(Job): Work through the data line by line, gathering every line that has the word "images".

(Data excerpts):
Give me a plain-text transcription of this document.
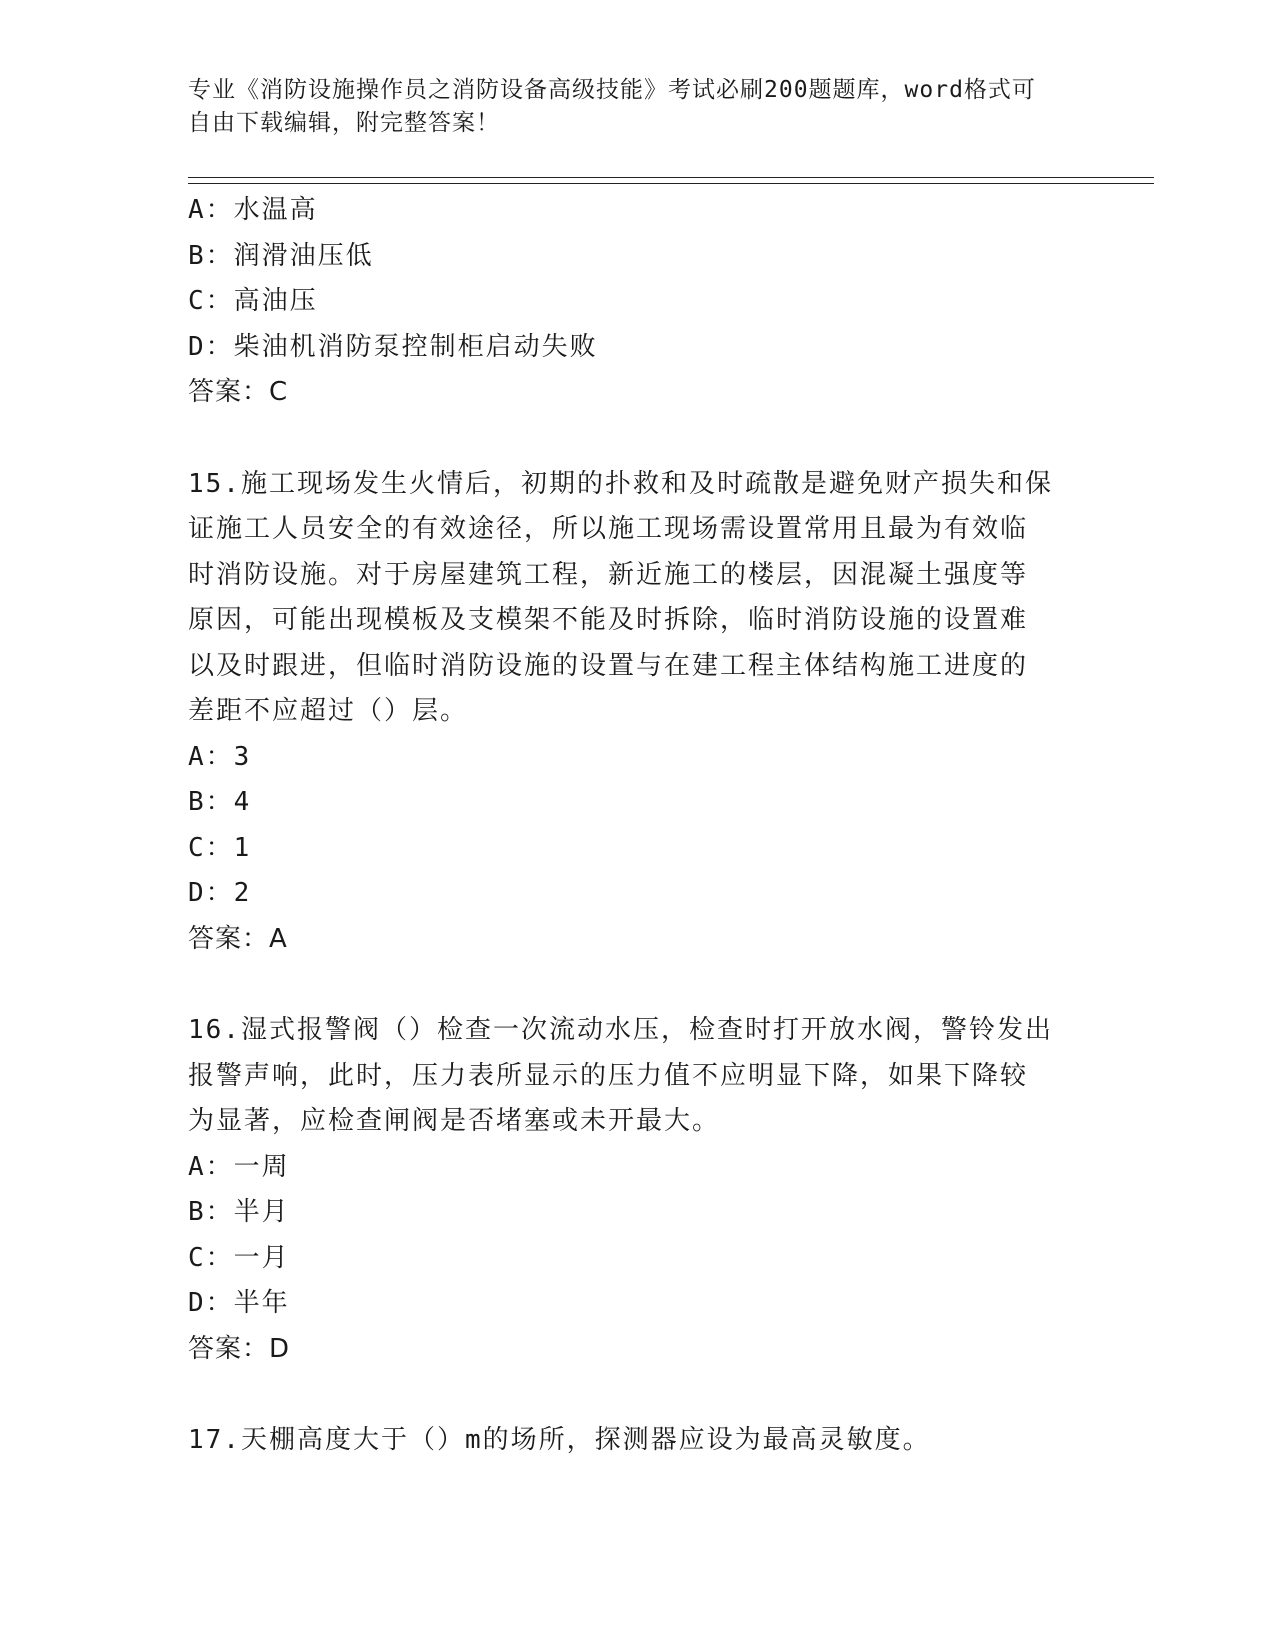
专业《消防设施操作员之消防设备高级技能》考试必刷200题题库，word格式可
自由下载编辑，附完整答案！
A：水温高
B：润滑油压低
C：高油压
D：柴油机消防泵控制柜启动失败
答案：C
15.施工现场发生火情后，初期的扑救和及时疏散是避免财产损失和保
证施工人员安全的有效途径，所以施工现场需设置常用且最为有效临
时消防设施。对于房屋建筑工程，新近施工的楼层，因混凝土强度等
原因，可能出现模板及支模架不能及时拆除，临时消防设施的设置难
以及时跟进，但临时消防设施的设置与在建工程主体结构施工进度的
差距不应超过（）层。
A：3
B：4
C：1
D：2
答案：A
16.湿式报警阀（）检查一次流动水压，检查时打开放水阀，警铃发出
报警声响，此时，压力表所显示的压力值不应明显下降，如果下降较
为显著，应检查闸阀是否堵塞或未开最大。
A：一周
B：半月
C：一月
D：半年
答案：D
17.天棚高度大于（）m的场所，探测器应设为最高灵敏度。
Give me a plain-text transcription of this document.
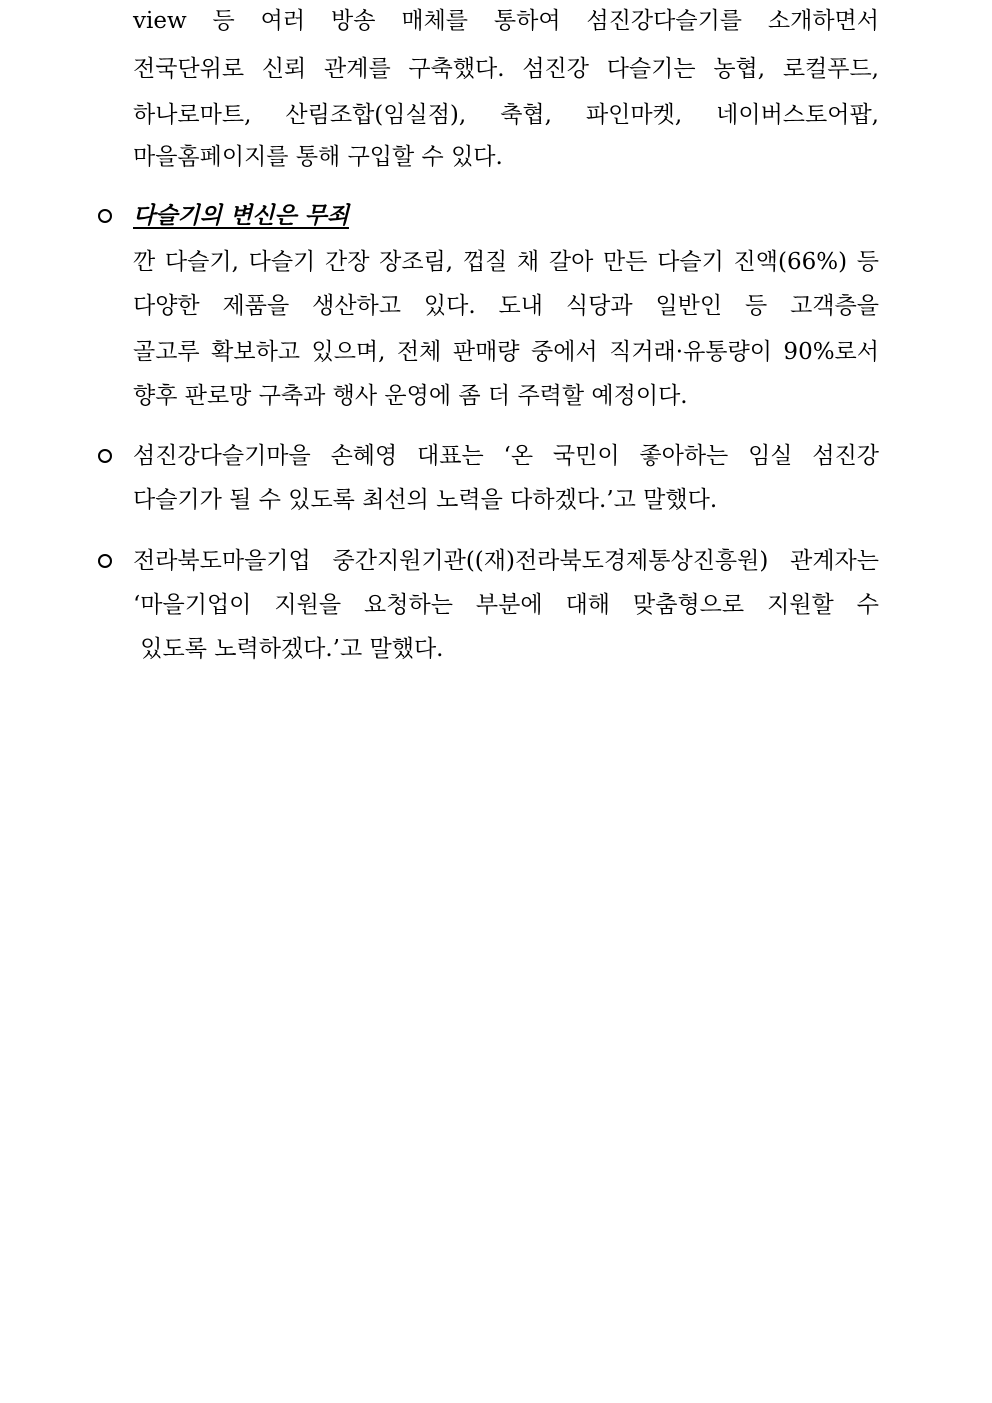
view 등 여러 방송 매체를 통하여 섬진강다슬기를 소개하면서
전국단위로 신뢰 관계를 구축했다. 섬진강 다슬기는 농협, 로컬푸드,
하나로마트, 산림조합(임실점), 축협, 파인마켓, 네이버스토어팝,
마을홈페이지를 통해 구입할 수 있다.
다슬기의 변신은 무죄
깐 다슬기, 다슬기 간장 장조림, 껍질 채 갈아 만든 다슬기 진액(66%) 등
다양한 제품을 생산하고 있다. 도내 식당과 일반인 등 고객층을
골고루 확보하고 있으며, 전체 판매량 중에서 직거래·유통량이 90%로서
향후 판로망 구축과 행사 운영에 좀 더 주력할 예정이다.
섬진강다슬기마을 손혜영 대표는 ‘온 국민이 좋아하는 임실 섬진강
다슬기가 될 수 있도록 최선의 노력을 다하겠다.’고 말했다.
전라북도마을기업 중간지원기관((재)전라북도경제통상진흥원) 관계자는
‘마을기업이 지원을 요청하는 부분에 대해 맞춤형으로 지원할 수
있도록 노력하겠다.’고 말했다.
* * *
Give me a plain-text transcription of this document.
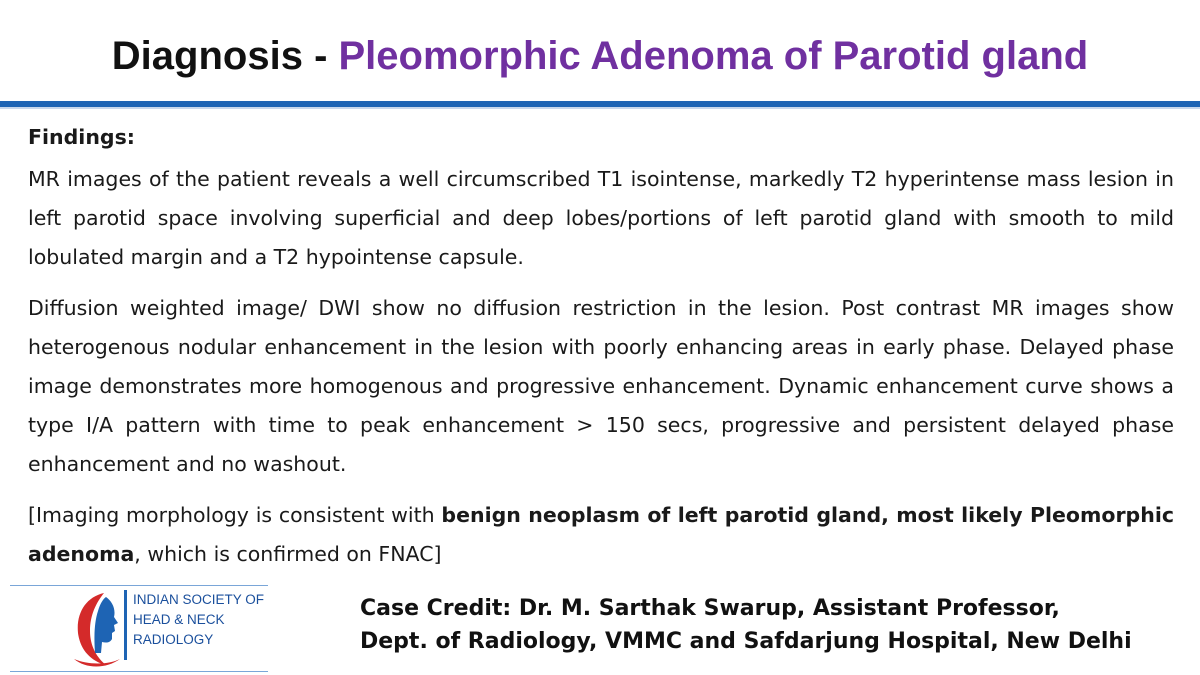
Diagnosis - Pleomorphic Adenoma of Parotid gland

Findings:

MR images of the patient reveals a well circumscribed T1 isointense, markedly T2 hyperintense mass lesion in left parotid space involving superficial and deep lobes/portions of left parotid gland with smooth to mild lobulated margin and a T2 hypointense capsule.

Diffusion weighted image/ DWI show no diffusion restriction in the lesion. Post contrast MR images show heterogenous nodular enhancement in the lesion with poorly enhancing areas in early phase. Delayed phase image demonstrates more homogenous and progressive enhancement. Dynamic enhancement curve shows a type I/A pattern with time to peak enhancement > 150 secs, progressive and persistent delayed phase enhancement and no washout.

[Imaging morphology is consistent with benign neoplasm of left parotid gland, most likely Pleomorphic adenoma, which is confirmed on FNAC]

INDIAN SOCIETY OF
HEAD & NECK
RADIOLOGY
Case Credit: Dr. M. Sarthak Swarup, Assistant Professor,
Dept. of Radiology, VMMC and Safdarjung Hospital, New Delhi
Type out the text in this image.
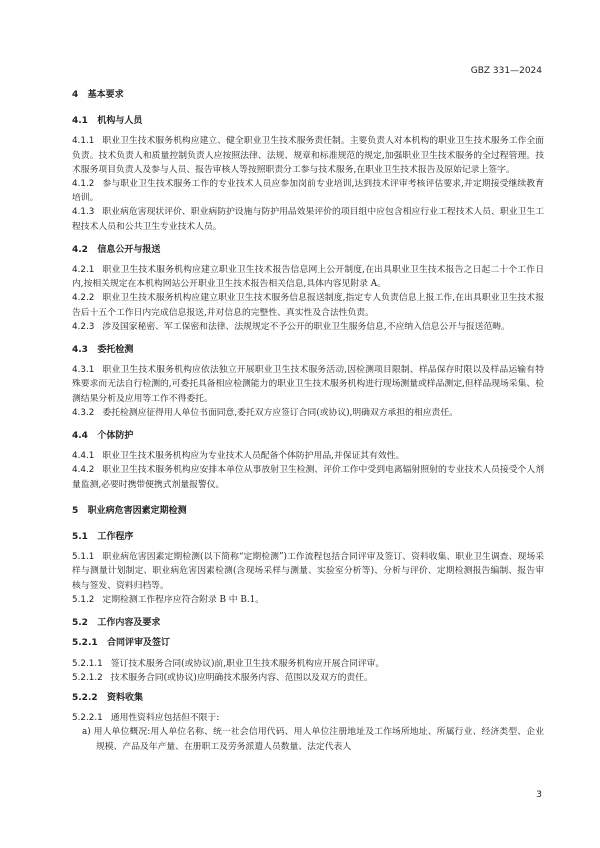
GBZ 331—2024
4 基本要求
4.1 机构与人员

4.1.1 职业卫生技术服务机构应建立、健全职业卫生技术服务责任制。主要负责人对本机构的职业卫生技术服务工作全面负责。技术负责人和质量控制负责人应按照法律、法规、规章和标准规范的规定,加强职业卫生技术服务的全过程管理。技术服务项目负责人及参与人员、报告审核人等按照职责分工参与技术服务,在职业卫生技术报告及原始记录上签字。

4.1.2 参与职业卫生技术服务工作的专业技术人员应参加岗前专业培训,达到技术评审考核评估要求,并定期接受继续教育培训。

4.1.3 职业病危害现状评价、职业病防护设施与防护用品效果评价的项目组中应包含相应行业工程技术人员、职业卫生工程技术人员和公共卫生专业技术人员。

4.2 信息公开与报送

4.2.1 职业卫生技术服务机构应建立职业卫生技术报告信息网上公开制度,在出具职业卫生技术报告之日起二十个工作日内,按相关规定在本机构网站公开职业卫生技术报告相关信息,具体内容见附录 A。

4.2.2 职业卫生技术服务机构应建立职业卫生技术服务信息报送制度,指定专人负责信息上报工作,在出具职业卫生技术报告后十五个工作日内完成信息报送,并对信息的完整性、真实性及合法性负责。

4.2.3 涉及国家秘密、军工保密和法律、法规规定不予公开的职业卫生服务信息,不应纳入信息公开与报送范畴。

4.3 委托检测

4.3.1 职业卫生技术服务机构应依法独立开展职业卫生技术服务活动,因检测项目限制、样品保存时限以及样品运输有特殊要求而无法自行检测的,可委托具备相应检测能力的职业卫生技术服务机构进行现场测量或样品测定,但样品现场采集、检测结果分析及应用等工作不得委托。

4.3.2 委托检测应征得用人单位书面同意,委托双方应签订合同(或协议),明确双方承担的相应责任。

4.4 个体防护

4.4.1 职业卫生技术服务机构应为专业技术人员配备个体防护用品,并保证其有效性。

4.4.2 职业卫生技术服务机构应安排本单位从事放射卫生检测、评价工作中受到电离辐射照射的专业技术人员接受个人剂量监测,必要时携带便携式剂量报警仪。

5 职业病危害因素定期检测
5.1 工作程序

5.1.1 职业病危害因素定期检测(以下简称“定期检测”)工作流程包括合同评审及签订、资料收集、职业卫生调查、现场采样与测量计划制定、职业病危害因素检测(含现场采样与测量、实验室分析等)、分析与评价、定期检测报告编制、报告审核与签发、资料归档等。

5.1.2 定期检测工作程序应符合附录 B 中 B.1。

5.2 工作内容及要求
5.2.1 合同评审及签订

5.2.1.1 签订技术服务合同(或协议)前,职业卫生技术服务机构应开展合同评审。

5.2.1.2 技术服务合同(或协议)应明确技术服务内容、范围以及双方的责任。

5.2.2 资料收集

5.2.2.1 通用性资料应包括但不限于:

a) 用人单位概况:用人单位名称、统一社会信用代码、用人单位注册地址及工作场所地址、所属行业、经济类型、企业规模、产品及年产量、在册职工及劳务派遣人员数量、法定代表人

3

(Task answer):
MR images of the patient reveals a well circumscribed T1 isointense, markedly T2 hyperintense mass lesion in left parotid space involving superficial and deep lobes/portions of left parotid gland with smooth to mild lobulated margin and a T2 hypointense capsule.
Diffusion weighted image/ DWI show no diffusion restriction in the lesion. Post contrast MR images show heterogenous nodular enhancement in the lesion with poorly enhancing areas in early phase. Delayed phase image demonstrates more homogenous and progressive enhancement. Dynamic enhancement curve shows a type I/A pattern with time to peak enhancement > 150 secs, progressive and persistent delayed phase enhancement and no washout.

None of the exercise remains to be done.